Repeat the material below exactly, line for line.

Begin RAW RECORDS

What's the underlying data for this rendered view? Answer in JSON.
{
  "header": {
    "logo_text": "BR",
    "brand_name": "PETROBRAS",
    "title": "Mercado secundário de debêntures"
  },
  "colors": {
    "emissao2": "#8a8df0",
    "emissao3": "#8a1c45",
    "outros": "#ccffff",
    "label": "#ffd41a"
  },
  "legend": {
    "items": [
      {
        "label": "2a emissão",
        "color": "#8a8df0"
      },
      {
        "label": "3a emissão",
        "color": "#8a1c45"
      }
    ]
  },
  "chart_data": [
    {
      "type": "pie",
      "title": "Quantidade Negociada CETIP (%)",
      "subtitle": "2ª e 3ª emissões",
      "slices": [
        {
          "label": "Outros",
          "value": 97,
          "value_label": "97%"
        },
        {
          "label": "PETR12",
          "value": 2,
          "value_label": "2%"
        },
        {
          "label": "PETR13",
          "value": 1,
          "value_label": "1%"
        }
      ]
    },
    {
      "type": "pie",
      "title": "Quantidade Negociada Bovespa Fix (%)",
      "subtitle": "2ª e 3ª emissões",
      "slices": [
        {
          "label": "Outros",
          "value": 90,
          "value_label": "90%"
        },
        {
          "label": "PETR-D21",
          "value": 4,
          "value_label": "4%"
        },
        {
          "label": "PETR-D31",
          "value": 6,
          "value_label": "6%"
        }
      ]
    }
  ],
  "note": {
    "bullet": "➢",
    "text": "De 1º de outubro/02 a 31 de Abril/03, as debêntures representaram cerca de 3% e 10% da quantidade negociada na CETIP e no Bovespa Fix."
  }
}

End RAW RECORDS

== RESPONSE TO THE TASK ==
What's the underlying data for this rendered view? Answer in JSON.
{
  "header": {
    "logo_text": "BR",
    "brand_name": "PETROBRAS",
    "title": "Mercado secundário de debêntures"
  },
  "colors": {
    "emissao2": "#8a8df0",
    "emissao3": "#8a1c45",
    "outros": "#ccffff",
    "label": "#ffd41a"
  },
  "legend": {
    "items": [
      {
        "label": "2a emissão",
        "color": "#8a8df0"
      },
      {
        "label": "3a emissão",
        "color": "#8a1c45"
      }
    ]
  },
  "chart_data": [
    {
      "type": "pie",
      "title": "Quantidade Negociada CETIP (%)",
      "subtitle": "2ª e 3ª emissões",
      "slices": [
        {
          "label": "Outros",
          "value": 97,
          "value_label": "97%"
        },
        {
          "label": "PETR12",
          "value": 2,
          "value_label": "2%"
        },
        {
          "label": "PETR13",
          "value": 1,
          "value_label": "1%"
        }
      ]
    },
    {
      "type": "pie",
      "title": "Quantidade Negociada Bovespa Fix (%)",
      "subtitle": "2ª e 3ª emissões",
      "slices": [
        {
          "label": "Outros",
          "value": 90,
          "value_label": "90%"
        },
        {
          "label": "PETR-D21",
          "value": 4,
          "value_label": "4%"
        },
        {
          "label": "PETR-D31",
          "value": 6,
          "value_label": "6%"
        }
      ]
    }
  ],
  "note": {
    "bullet": "➢",
    "text": "De 1º de outubro/02 a 31 de Abril/03, as debêntures representaram cerca de 3% e 10% da quantidade negociada na CETIP e no Bovespa Fix."
  }
}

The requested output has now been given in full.